"""
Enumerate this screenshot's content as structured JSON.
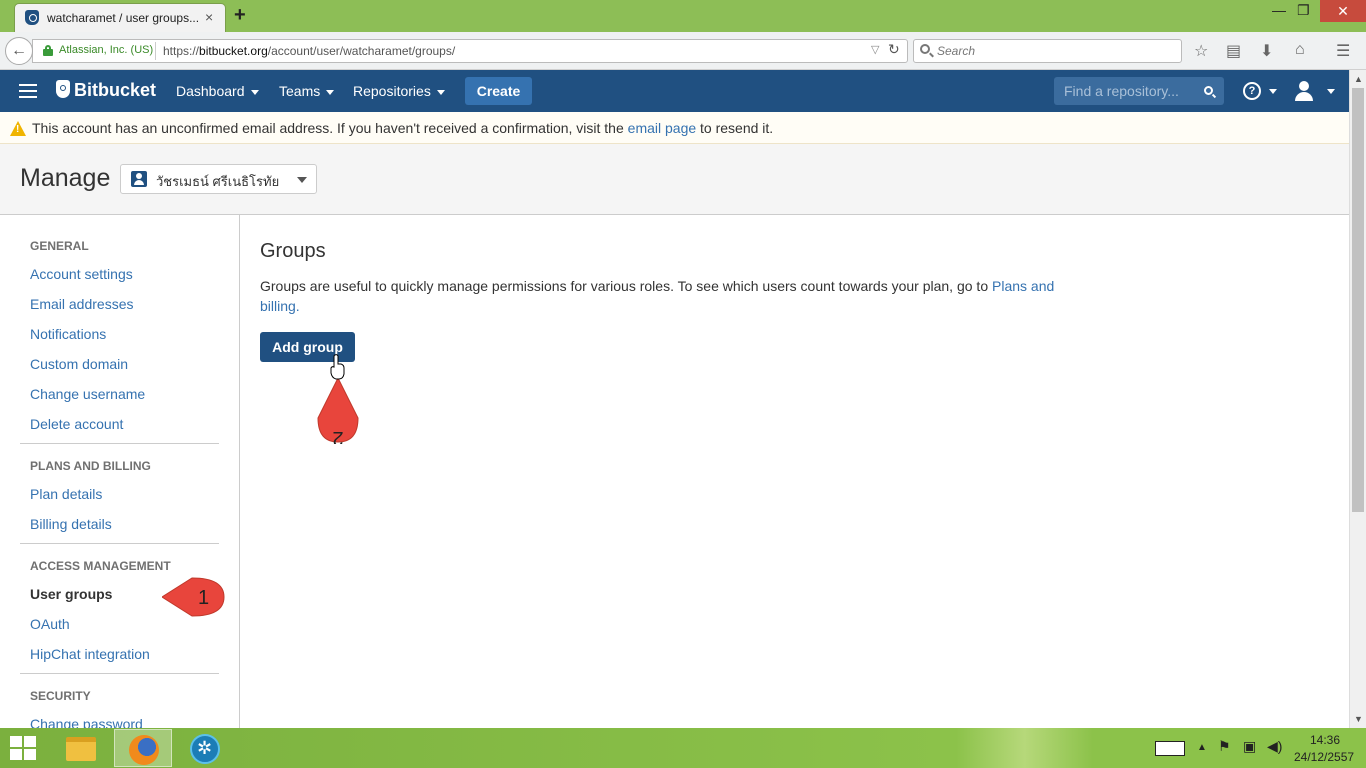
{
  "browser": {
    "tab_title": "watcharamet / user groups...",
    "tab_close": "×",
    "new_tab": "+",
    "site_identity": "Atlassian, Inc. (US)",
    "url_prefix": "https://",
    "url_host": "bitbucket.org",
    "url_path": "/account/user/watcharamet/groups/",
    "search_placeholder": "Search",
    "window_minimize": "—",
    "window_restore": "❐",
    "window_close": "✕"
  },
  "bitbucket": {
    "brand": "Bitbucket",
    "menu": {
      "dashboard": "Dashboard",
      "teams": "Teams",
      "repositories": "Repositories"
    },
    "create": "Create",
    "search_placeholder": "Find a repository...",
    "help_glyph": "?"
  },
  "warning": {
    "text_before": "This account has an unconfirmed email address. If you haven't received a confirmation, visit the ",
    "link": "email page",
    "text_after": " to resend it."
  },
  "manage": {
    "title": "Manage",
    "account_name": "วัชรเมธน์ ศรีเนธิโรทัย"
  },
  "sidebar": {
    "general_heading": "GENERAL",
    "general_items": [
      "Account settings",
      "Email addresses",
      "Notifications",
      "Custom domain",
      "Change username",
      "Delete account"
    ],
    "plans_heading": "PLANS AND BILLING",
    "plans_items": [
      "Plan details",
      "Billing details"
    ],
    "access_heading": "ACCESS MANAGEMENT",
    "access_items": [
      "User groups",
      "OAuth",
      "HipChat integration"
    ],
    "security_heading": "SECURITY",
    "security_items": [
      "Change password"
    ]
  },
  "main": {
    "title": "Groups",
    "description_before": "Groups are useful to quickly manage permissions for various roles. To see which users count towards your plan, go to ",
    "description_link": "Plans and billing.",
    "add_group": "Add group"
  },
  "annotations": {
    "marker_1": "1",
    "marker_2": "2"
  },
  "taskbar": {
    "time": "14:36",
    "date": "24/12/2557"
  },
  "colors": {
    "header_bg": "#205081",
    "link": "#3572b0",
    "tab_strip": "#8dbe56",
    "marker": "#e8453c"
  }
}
"""
**To do:** Nothing in the entries should change as you copy them, except that the pictures are left out.

**Response to this task:**
Enumerate this screenshot's content as structured JSON.
{
  "browser": {
    "tab_title": "watcharamet / user groups...",
    "tab_close": "×",
    "new_tab": "+",
    "site_identity": "Atlassian, Inc. (US)",
    "url_prefix": "https://",
    "url_host": "bitbucket.org",
    "url_path": "/account/user/watcharamet/groups/",
    "search_placeholder": "Search",
    "window_minimize": "—",
    "window_restore": "❐",
    "window_close": "✕"
  },
  "bitbucket": {
    "brand": "Bitbucket",
    "menu": {
      "dashboard": "Dashboard",
      "teams": "Teams",
      "repositories": "Repositories"
    },
    "create": "Create",
    "search_placeholder": "Find a repository...",
    "help_glyph": "?"
  },
  "warning": {
    "text_before": "This account has an unconfirmed email address. If you haven't received a confirmation, visit the ",
    "link": "email page",
    "text_after": " to resend it."
  },
  "manage": {
    "title": "Manage",
    "account_name": "วัชรเมธน์ ศรีเนธิโรทัย"
  },
  "sidebar": {
    "general_heading": "GENERAL",
    "general_items": [
      "Account settings",
      "Email addresses",
      "Notifications",
      "Custom domain",
      "Change username",
      "Delete account"
    ],
    "plans_heading": "PLANS AND BILLING",
    "plans_items": [
      "Plan details",
      "Billing details"
    ],
    "access_heading": "ACCESS MANAGEMENT",
    "access_items": [
      "User groups",
      "OAuth",
      "HipChat integration"
    ],
    "security_heading": "SECURITY",
    "security_items": [
      "Change password"
    ]
  },
  "main": {
    "title": "Groups",
    "description_before": "Groups are useful to quickly manage permissions for various roles. To see which users count towards your plan, go to ",
    "description_link": "Plans and billing.",
    "add_group": "Add group"
  },
  "annotations": {
    "marker_1": "1",
    "marker_2": "2"
  },
  "taskbar": {
    "time": "14:36",
    "date": "24/12/2557"
  },
  "colors": {
    "header_bg": "#205081",
    "link": "#3572b0",
    "tab_strip": "#8dbe56",
    "marker": "#e8453c"
  }
}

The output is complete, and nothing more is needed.